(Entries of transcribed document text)
::::::

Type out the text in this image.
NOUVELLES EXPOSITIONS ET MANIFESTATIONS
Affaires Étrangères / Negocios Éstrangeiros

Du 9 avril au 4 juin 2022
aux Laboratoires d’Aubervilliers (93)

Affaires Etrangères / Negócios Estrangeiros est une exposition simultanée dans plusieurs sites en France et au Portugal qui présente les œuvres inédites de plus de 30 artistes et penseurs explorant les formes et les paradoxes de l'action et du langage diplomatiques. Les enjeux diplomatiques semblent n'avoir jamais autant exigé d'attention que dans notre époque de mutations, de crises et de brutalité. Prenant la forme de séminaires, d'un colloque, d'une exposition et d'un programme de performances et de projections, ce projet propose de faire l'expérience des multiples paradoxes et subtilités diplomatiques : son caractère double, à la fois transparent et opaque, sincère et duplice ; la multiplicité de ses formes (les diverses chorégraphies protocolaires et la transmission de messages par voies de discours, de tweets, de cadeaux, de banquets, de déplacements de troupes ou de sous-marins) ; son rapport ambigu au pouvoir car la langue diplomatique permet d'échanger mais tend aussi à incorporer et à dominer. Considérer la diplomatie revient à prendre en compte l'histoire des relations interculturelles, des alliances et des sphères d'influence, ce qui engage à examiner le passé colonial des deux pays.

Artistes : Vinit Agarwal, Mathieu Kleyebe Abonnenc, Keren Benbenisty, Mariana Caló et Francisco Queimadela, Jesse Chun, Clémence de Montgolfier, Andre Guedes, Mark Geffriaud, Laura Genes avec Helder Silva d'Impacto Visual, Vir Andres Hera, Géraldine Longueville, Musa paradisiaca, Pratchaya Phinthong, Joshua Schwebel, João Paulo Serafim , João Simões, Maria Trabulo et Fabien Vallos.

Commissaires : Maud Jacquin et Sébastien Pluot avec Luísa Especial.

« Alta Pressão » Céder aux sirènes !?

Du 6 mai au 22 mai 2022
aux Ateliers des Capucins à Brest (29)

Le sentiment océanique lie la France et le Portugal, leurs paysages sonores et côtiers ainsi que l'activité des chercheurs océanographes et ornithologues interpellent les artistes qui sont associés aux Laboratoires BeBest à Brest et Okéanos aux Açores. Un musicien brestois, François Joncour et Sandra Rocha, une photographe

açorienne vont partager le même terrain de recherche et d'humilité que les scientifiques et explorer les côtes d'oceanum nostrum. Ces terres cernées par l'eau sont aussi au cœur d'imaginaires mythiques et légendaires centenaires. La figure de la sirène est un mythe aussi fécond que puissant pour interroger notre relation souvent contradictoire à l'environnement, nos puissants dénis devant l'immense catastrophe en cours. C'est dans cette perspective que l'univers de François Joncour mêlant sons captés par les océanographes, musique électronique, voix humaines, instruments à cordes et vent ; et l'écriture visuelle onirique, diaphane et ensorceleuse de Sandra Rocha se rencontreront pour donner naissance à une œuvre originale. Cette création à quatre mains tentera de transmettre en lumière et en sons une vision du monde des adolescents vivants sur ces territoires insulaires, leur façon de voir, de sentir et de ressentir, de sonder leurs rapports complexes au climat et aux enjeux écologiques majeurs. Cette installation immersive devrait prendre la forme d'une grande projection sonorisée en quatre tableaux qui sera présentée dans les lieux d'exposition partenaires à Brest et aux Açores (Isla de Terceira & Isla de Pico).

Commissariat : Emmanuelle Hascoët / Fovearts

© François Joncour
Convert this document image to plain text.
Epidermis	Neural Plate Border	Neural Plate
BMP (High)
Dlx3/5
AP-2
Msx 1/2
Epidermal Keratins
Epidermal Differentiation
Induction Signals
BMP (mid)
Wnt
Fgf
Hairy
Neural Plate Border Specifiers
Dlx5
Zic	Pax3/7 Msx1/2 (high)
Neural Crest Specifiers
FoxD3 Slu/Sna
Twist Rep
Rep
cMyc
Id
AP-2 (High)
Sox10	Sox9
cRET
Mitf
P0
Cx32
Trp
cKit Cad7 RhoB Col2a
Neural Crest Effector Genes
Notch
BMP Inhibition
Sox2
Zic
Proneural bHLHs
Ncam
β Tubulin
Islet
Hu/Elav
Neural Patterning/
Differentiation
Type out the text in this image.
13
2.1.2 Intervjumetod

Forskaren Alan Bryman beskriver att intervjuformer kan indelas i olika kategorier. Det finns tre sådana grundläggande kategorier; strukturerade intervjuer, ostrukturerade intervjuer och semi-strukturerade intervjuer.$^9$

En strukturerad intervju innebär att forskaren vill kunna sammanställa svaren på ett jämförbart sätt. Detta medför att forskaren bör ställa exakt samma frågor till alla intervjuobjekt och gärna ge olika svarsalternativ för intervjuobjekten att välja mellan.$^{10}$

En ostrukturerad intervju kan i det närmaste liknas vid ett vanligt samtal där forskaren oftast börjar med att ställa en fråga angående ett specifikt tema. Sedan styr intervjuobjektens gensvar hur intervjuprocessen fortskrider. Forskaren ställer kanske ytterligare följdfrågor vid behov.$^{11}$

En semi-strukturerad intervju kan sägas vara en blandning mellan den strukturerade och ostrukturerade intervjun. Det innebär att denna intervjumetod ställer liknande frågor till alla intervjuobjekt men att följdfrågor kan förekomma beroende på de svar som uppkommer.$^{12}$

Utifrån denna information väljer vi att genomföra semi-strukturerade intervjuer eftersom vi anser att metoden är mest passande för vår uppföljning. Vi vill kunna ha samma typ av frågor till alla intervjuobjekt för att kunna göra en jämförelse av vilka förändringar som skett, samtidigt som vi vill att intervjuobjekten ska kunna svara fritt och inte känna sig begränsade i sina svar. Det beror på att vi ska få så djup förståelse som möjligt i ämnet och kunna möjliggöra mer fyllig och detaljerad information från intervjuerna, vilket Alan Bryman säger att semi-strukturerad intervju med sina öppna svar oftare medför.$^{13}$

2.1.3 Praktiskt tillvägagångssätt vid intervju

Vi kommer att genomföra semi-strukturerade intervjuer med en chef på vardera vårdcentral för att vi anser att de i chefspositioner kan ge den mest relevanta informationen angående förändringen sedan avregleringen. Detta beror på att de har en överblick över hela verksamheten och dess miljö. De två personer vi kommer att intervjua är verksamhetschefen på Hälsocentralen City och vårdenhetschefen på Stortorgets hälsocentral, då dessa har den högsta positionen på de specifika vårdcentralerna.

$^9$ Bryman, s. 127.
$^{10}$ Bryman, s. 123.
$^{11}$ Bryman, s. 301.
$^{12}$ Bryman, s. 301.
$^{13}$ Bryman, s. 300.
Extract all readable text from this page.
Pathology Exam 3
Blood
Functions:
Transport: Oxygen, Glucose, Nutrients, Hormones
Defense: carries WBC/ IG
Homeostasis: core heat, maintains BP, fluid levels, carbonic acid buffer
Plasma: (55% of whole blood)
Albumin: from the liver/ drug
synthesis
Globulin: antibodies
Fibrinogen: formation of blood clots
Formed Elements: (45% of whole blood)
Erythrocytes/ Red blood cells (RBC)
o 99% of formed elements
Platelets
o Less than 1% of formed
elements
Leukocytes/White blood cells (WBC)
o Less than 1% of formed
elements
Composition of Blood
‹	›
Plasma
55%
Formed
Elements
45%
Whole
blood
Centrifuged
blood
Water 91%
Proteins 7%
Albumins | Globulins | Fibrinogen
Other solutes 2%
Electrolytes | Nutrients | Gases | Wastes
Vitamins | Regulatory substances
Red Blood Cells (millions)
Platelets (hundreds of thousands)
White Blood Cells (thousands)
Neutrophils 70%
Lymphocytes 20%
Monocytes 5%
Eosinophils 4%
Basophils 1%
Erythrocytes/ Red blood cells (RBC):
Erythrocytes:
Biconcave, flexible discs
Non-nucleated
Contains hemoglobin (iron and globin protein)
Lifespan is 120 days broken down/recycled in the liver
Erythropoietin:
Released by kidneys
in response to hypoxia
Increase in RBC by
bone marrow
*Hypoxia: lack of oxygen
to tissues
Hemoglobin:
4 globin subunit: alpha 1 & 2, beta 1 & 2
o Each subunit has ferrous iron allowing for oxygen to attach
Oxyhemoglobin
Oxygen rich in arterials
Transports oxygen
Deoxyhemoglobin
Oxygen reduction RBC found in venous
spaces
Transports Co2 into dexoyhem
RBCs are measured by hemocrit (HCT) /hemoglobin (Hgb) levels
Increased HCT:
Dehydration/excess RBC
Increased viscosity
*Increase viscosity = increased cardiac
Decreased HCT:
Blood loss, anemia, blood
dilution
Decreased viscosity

::::::

**Task objective**
Lines from the entries that contain the word "levels" are what the answer must hold.

**Solution to the exercise**
Homeostasis: core heat, maintains BP, fluid levels, carbonic acid buffer
RBCs are measured by hemocrit (HCT) /hemoglobin (Hgb) levels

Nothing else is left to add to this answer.